■ **EXERCISE DETAILS**
From the line that contains "Convert this chart to structured JSON data." down to the last line of the data below, restate every line word for word, skipping any images.

Collection entries
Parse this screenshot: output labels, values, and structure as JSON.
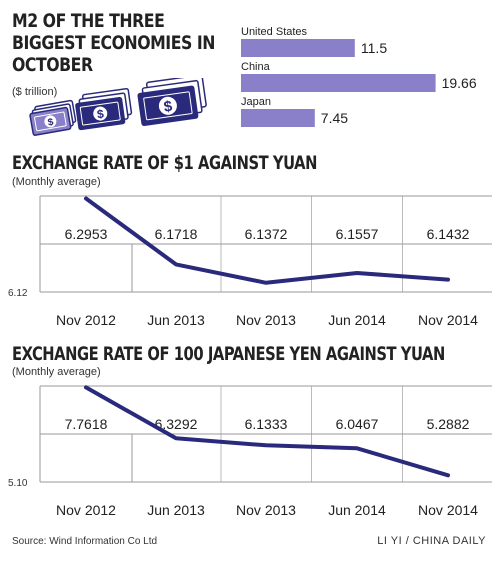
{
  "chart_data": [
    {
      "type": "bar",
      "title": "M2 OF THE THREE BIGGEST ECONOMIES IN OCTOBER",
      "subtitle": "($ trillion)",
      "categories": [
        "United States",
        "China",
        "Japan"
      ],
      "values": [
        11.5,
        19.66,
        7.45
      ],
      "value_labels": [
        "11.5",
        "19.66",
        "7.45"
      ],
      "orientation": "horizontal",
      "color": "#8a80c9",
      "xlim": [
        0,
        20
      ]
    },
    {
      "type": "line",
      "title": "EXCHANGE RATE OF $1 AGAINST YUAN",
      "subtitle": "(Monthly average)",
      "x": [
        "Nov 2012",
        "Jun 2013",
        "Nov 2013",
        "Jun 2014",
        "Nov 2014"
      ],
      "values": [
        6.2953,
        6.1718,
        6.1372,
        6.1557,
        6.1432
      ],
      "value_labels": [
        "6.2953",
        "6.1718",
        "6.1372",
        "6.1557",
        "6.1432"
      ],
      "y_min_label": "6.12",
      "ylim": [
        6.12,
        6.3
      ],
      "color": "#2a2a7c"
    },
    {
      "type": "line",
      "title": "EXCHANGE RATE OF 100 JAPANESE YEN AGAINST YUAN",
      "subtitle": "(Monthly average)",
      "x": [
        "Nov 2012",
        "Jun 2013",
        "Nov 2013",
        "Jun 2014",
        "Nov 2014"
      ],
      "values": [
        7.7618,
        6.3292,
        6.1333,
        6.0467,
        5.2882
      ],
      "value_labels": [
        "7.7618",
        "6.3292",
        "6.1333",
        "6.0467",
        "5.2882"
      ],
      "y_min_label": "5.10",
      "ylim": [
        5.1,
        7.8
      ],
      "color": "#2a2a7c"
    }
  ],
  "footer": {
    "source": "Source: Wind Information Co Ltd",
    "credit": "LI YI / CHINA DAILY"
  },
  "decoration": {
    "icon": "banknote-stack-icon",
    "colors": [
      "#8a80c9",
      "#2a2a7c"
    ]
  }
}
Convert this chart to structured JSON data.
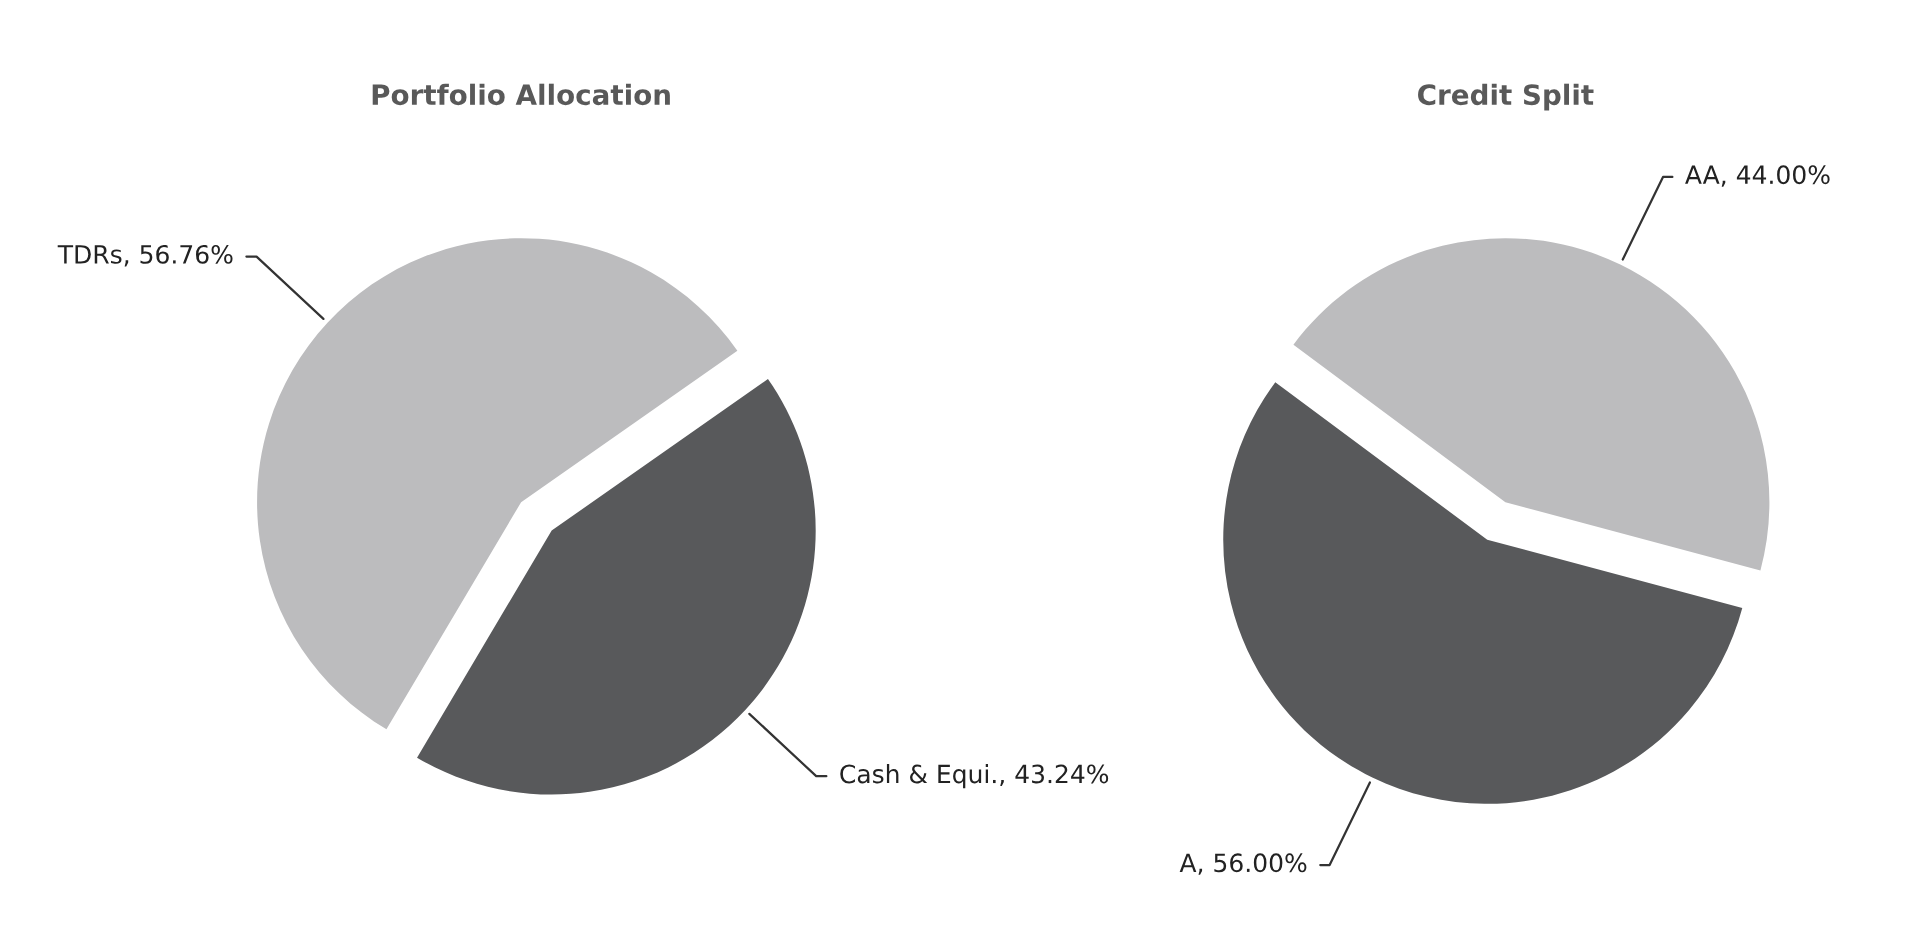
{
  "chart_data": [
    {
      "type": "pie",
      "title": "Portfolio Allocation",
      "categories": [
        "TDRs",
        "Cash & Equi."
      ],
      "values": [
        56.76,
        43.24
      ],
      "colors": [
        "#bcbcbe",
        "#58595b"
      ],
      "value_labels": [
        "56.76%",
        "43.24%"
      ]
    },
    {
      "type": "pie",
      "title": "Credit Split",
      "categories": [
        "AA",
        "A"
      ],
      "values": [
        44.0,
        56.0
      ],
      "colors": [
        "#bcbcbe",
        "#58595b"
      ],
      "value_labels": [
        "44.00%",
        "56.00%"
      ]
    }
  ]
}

■ **TASK ANSWER**
Convert this chart to structured JSON data.
{
  "chart_data": [
    {
      "type": "pie",
      "title": "Portfolio Allocation",
      "categories": [
        "TDRs",
        "Cash & Equi."
      ],
      "values": [
        56.76,
        43.24
      ],
      "colors": [
        "#bcbcbe",
        "#58595b"
      ],
      "value_labels": [
        "56.76%",
        "43.24%"
      ]
    },
    {
      "type": "pie",
      "title": "Credit Split",
      "categories": [
        "AA",
        "A"
      ],
      "values": [
        44.0,
        56.0
      ],
      "colors": [
        "#bcbcbe",
        "#58595b"
      ],
      "value_labels": [
        "44.00%",
        "56.00%"
      ]
    }
  ]
}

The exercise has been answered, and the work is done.